SHORT PROBLEM:
Please continue the New Statesman article below on Blairism and its wealthy friends, starting right after its last sentence.
## start QUOTED TEXT
The Unusual Suspects; Rupert Murdoch, Bernie Ecclestone, the Hindujas, Berlusconi, and Now Lakshmi Mittal: Can These Really Be the Right Friends for a Labour Leader?

By Cohen, Nick | New Statesman (1996), February 25, 2002 | Go to article overview

The Unusual Suspects; Rupert Murdoch, Bernie Ecclestone, the Hindujas, Berlusconi, and Now Lakshmi Mittal: Can These Really Be the Right Friends for a Labour Leader?


Cohen, Nick, New Statesman (1996)


There has been an edgy note in the voice of respectable opinion for a good month now. Men of moderate temperament are struggling to handle the uncomfortable thought that Blairism is bent. You can feel their pain and see the strain.
## end QUOTED TEXT
## start DATA SECTION
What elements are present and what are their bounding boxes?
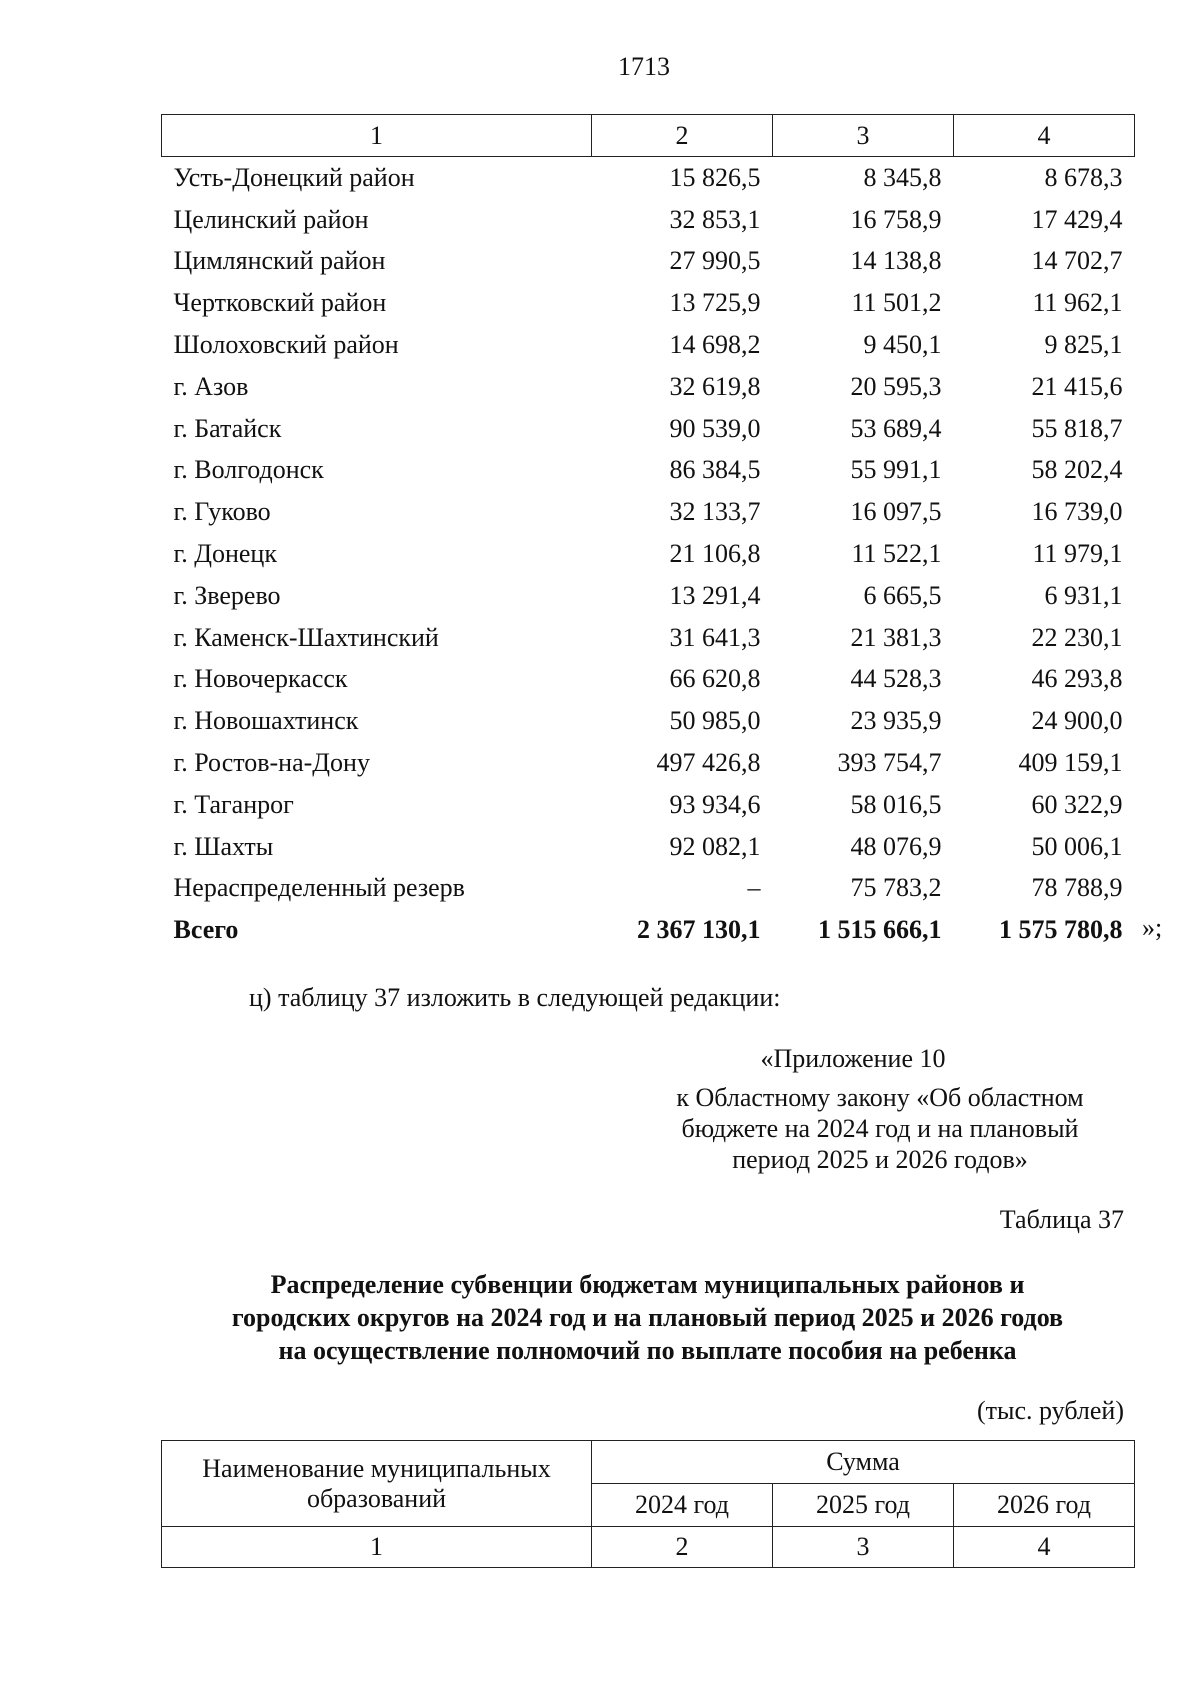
## end DATA SECTION
WRITTEN RESPONSE:
Introducing a report on Enron's bankrolling of new Labour on the Six O'Clock News, Huw Edwards broke the first rule of journalism. Wasn't this story, "complicated?" he asked the BBC's political correspondent, Mark Mardell. Indeed it was, agreed a head-shaking Mardell from the gloom outside parliament. And this business with Arthur Andersen, continued Edwards, wouldn't you say it was pretty damn "complicated" as well? Right again, Huw, said Mardell. Very, very complicated. Positively labyrinthine.

By the time they had finished implying that the Enron-Andersen affair was so impenetrable that the viewers should prefer turning over to befuddling their tiny minds with the facts, the slot was at an end and Edwards was ready to move to the football.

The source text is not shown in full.